Write the data out again exactly, dropping any images it holds.

(Saved entries)
● ● ● ● ●
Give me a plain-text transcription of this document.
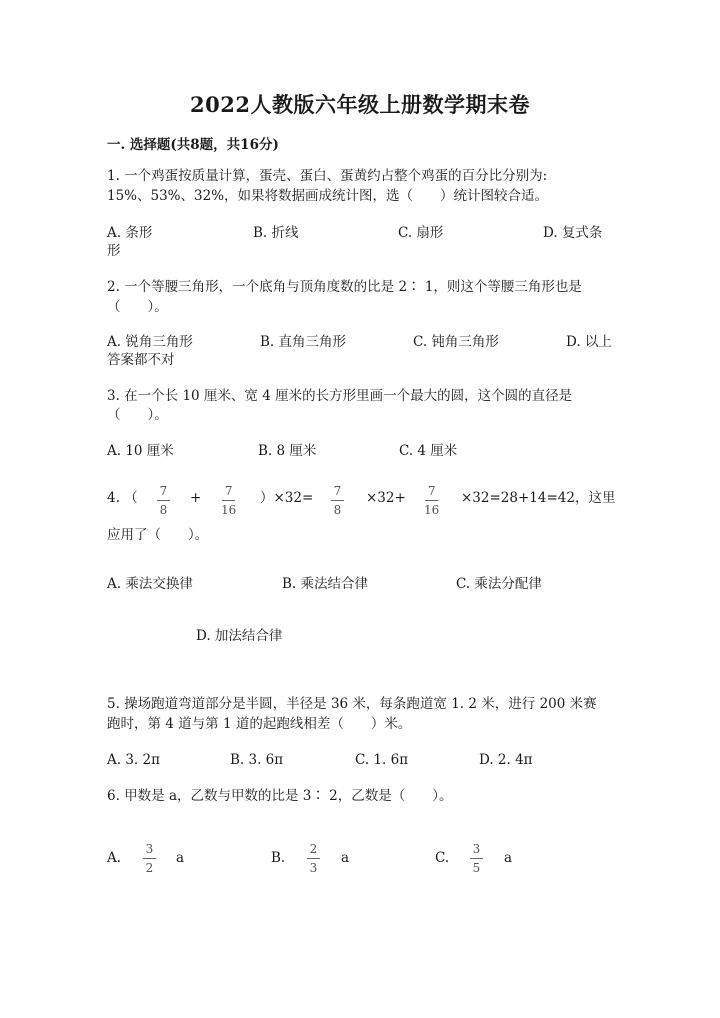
2022人教版六年级上册数学期末卷
一. 选择题(共8题，共16分)
1. 一个鸡蛋按质量计算，蛋壳、蛋白、蛋黄约占整个鸡蛋的百分比分别为:
15%、53%、32%，如果将数据画成统计图，选（　　）统计图较合适。
A. 条形	B. 折线	C. 扇形	D. 复式条
形
2. 一个等腰三角形，一个底角与顶角度数的比是 2∶ 1，则这个等腰三角形也是
（　　）。
A. 锐角三角形	B. 直角三角形	C. 钝角三角形	D. 以上
答案都不对
3. 在一个长 10 厘米、宽 4 厘米的长方形里画一个最大的圆，这个圆的直径是
（　　）。
A. 10 厘米	B. 8 厘米	C. 4 厘米
4. （ 7
8
+ 7
16
）×32= 7
8
×32+ 7
16
×32=28+14=42，这里
应用了（　　）。
A. 乘法交换律	B. 乘法结合律	C. 乘法分配律
D. 加法结合律
5. 操场跑道弯道部分是半圆，半径是 36 米，每条跑道宽 1. 2 米，进行 200 米赛
跑时，第 4 道与第 1 道的起跑线相差（　　）米。
A. 3. 2π	B. 3. 6π	C. 1. 6π	D. 2. 4π
6. 甲数是 a，乙数与甲数的比是 3∶ 2，乙数是（　　）。
A.
3
2
a	B.
2
3
a	C.
3
5
a
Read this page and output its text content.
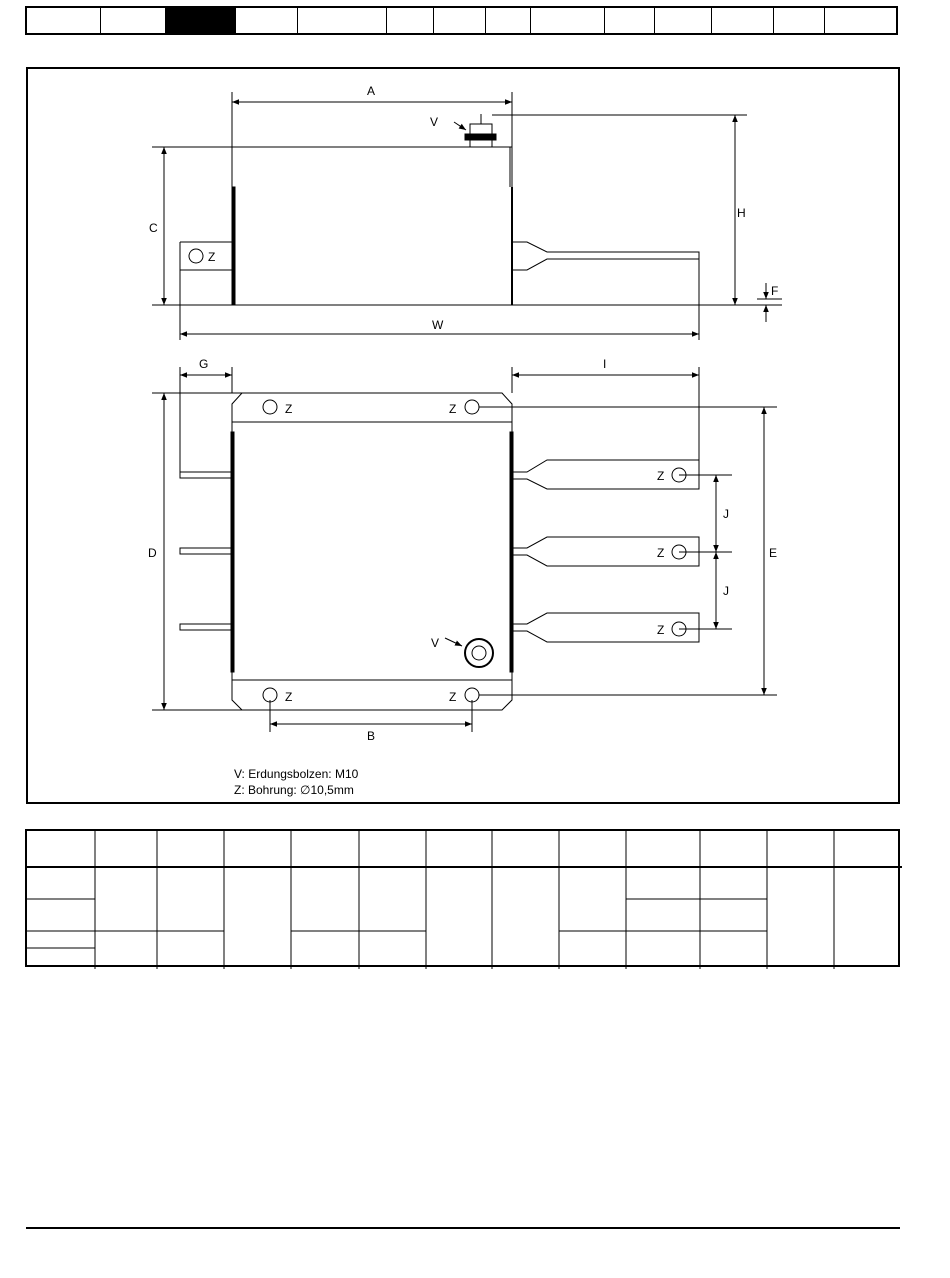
A
C
H
W
F
V
Z
G	I
D	E
J
J
B
V
Z	Z
Z	Z
Z
Z
Z
V: Erdungsbolzen: M10
Z: Bohrung: ∅10,5mm
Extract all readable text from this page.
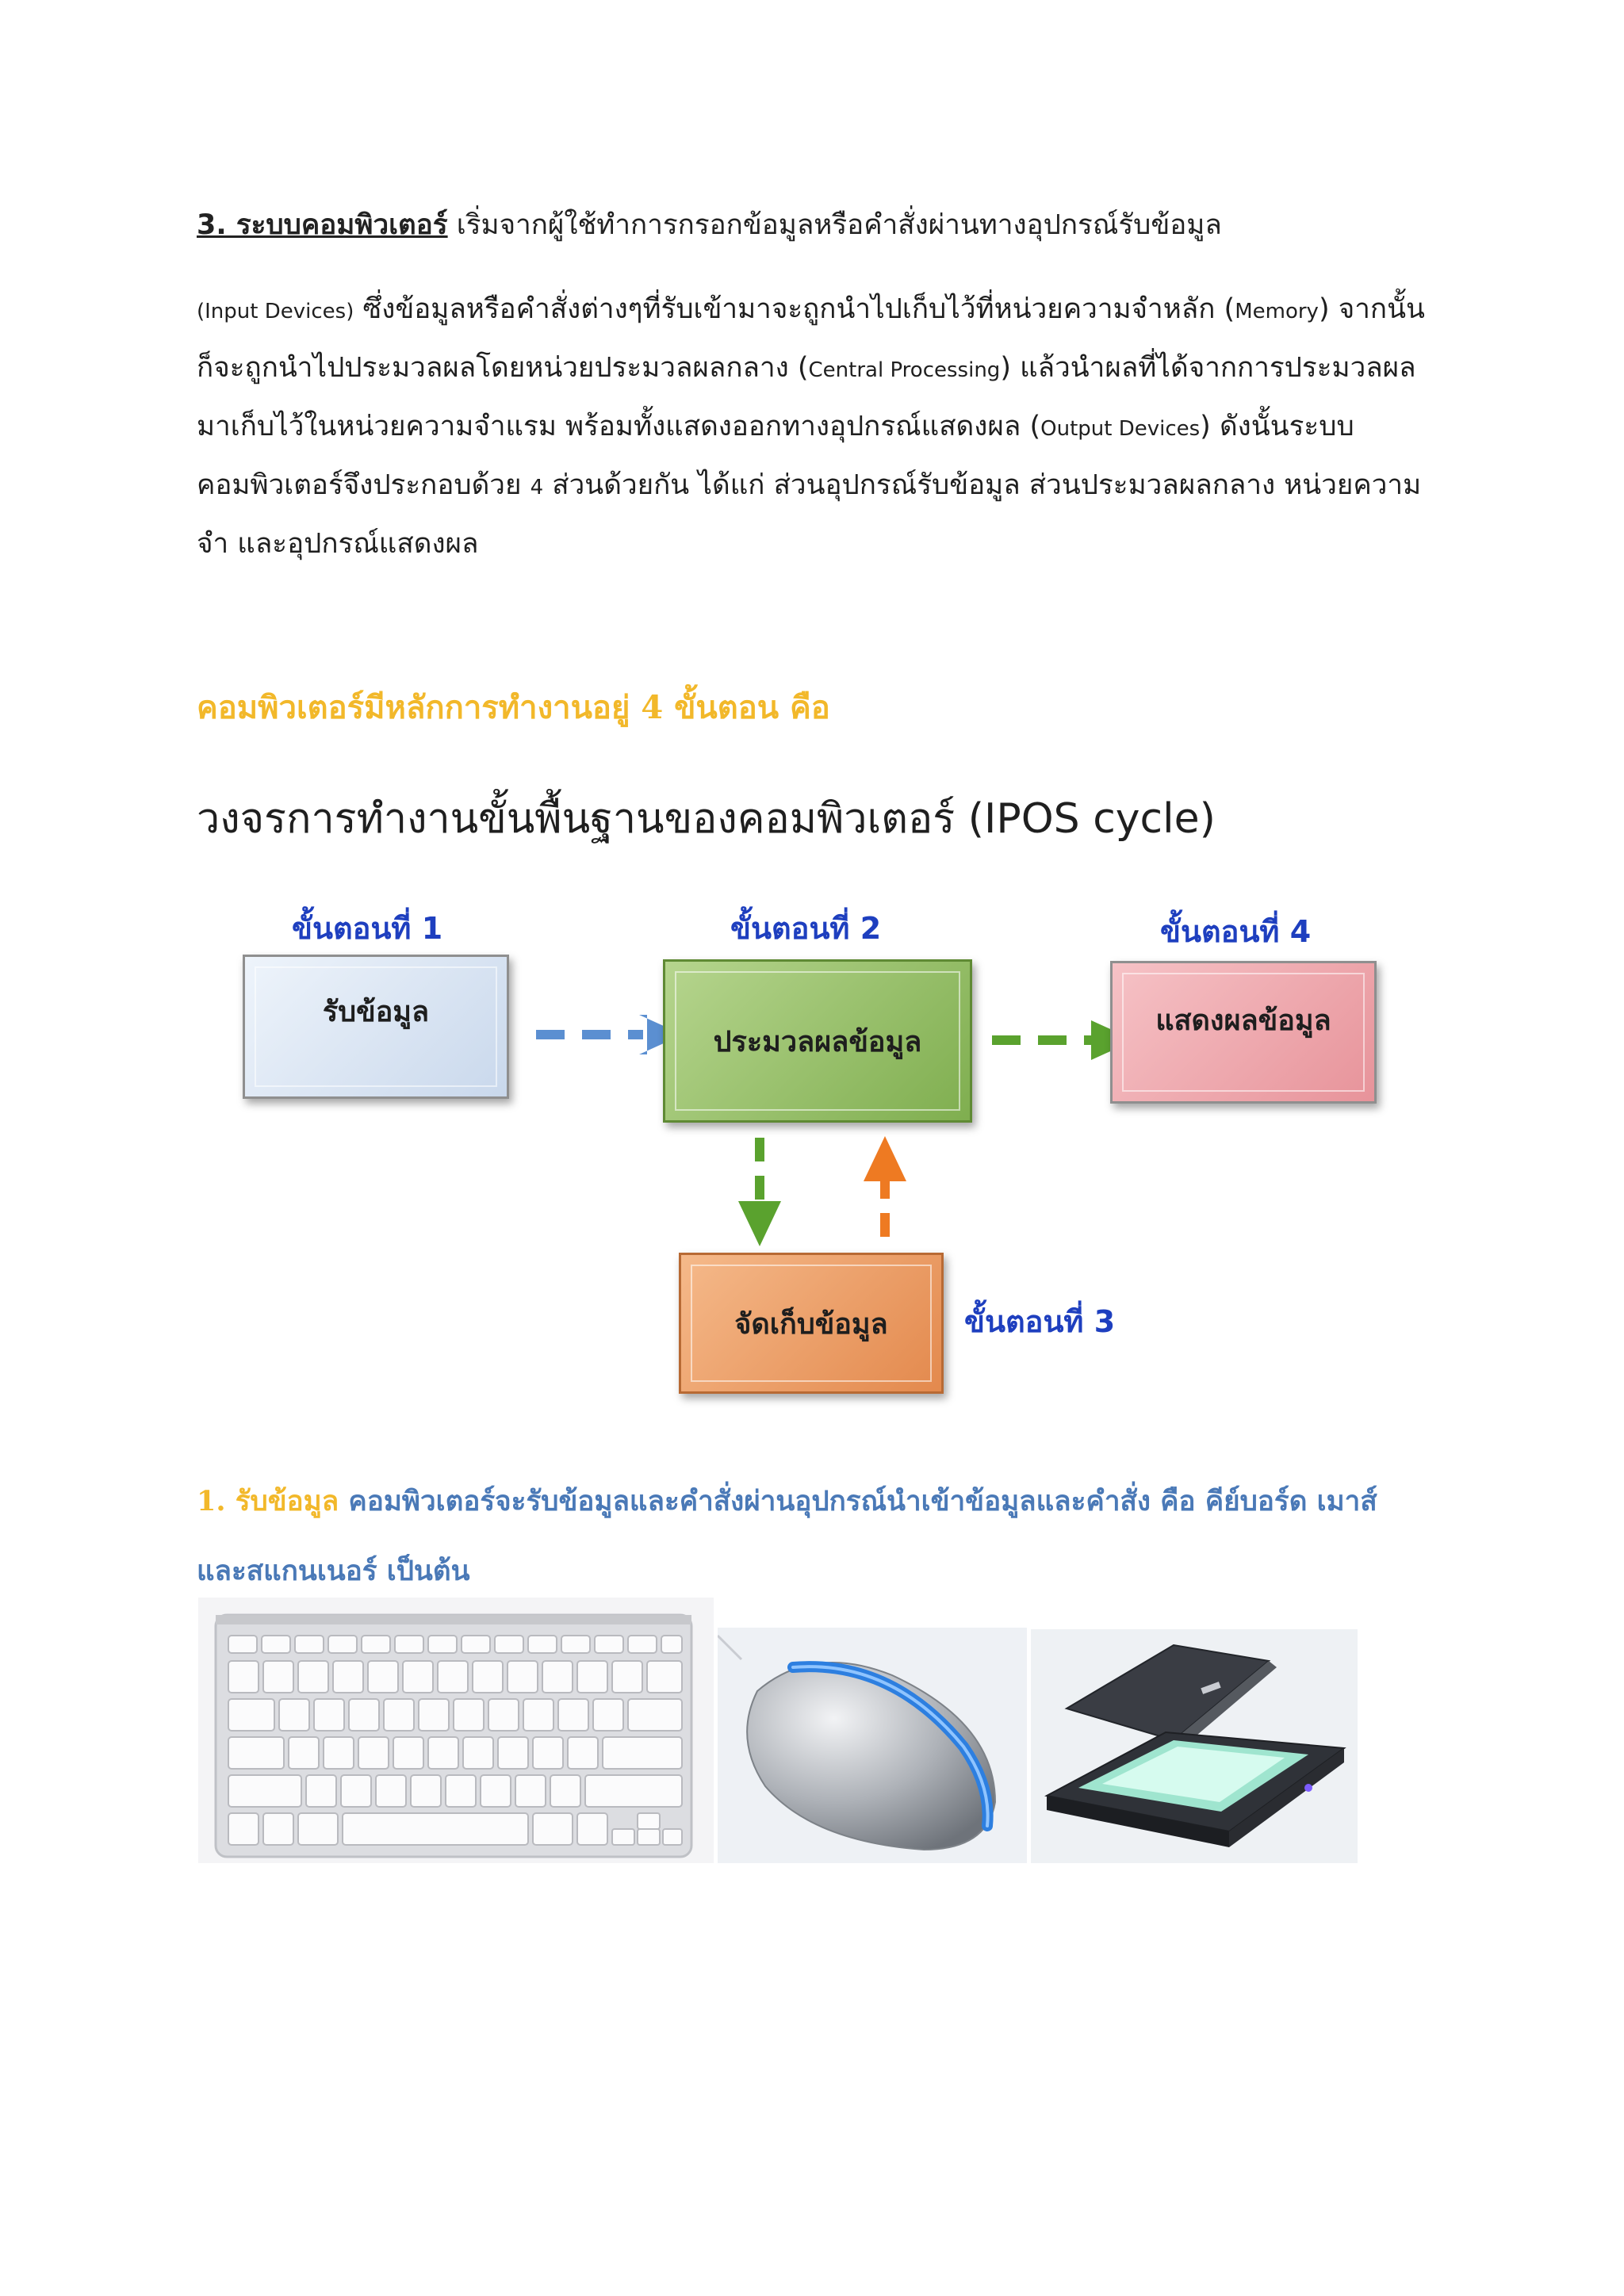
3. ระบบคอมพิวเตอร์ เริ่มจากผู้ใช้ทำการกรอกข้อมูลหรือคำสั่งผ่านทางอุปกรณ์รับข้อมูล
(Input Devices) ซึ่งข้อมูลหรือคำสั่งต่างๆที่รับเข้ามาจะถูกนำไปเก็บไว้ที่หน่วยความจำหลัก (Memory) จากนั้นก็จะถูกนำไปประมวลผลโดยหน่วยประมวลผลกลาง (Central Processing) แล้วนำผลที่ได้จากการประมวลผลมาเก็บไว้ในหน่วยความจำแรม พร้อมทั้งแสดงออกทางอุปกรณ์แสดงผล (Output Devices) ดังนั้นระบบคอมพิวเตอร์จึงประกอบด้วย 4 ส่วนด้วยกัน ได้แก่ ส่วนอุปกรณ์รับข้อมูล ส่วนประมวลผลกลาง หน่วยความจำ และอุปกรณ์แสดงผล
คอมพิวเตอร์มีหลักการทำงานอยู่ 4 ขั้นตอน คือ
วงจรการทำงานขั้นพื้นฐานของคอมพิวเตอร์ (IPOS cycle)
ขั้นตอนที่ 1	ขั้นตอนที่ 2	ขั้นตอนที่ 4
ขั้นตอนที่ 3
รับข้อมูล
ประมวลผลข้อมูล
แสดงผลข้อมูล
จัดเก็บข้อมูล
1. รับข้อมูล คอมพิวเตอร์จะรับข้อมูลและคำสั่งผ่านอุปกรณ์นำเข้าข้อมูลและคำสั่ง คือ คีย์บอร์ด เมาส์ และสแกนเนอร์ เป็นต้น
● ● ● ● ●
Reply —
Give me a plain-text transcription of this document.
2022人教版六年级上册数学期末卷
一. 选择题(共8题，共16分)
1. 一个鸡蛋按质量计算，蛋壳、蛋白、蛋黄约占整个鸡蛋的百分比分别为:
15%、53%、32%，如果将数据画成统计图，选（　　）统计图较合适。
A. 条形	B. 折线	C. 扇形	D. 复式条
形
2. 一个等腰三角形，一个底角与顶角度数的比是 2∶ 1，则这个等腰三角形也是
（　　）。
A. 锐角三角形	B. 直角三角形	C. 钝角三角形	D. 以上
答案都不对
3. 在一个长 10 厘米、宽 4 厘米的长方形里画一个最大的圆，这个圆的直径是
（　　）。
A. 10 厘米	B. 8 厘米	C. 4 厘米
4. （ 7
8
+ 7
16
）×32= 7
8
×32+ 7
16
×32=28+14=42，这里
应用了（　　）。
A. 乘法交换律	B. 乘法结合律	C. 乘法分配律
D. 加法结合律
5. 操场跑道弯道部分是半圆，半径是 36 米，每条跑道宽 1. 2 米，进行 200 米赛
跑时，第 4 道与第 1 道的起跑线相差（　　）米。
A. 3. 2π	B. 3. 6π	C. 1. 6π	D. 2. 4π
6. 甲数是 a，乙数与甲数的比是 3∶ 2，乙数是（　　）。
A.
3
2
a	B.
2
3
a	C.
3
5
a
Read this page and output its text content.
A
C
H
W
F
V
Z
G	I
D	E
J
J
B
V
Z	Z
Z	Z
Z
Z
Z
V: Erdungsbolzen: M10
Z: Bohrung: ∅10,5mm
Extract all readable text from this page.
3. ระบบคอมพิวเตอร์ เริ่มจากผู้ใช้ทำการกรอกข้อมูลหรือคำสั่งผ่านทางอุปกรณ์รับข้อมูล
(Input Devices) ซึ่งข้อมูลหรือคำสั่งต่างๆที่รับเข้ามาจะถูกนำไปเก็บไว้ที่หน่วยความจำหลัก (Memory) จากนั้นก็จะถูกนำไปประมวลผลโดยหน่วยประมวลผลกลาง (Central Processing) แล้วนำผลที่ได้จากการประมวลผลมาเก็บไว้ในหน่วยความจำแรม พร้อมทั้งแสดงออกทางอุปกรณ์แสดงผล (Output Devices) ดังนั้นระบบคอมพิวเตอร์จึงประกอบด้วย 4 ส่วนด้วยกัน ได้แก่ ส่วนอุปกรณ์รับข้อมูล ส่วนประมวลผลกลาง หน่วยความจำ และอุปกรณ์แสดงผล
คอมพิวเตอร์มีหลักการทำงานอยู่ 4 ขั้นตอน คือ
วงจรการทำงานขั้นพื้นฐานของคอมพิวเตอร์ (IPOS cycle)
ขั้นตอนที่ 1	ขั้นตอนที่ 2	ขั้นตอนที่ 4
ขั้นตอนที่ 3
รับข้อมูล
ประมวลผลข้อมูล
แสดงผลข้อมูล
จัดเก็บข้อมูล
1. รับข้อมูล คอมพิวเตอร์จะรับข้อมูลและคำสั่งผ่านอุปกรณ์นำเข้าข้อมูลและคำสั่ง คือ คีย์บอร์ด เมาส์ และสแกนเนอร์ เป็นต้น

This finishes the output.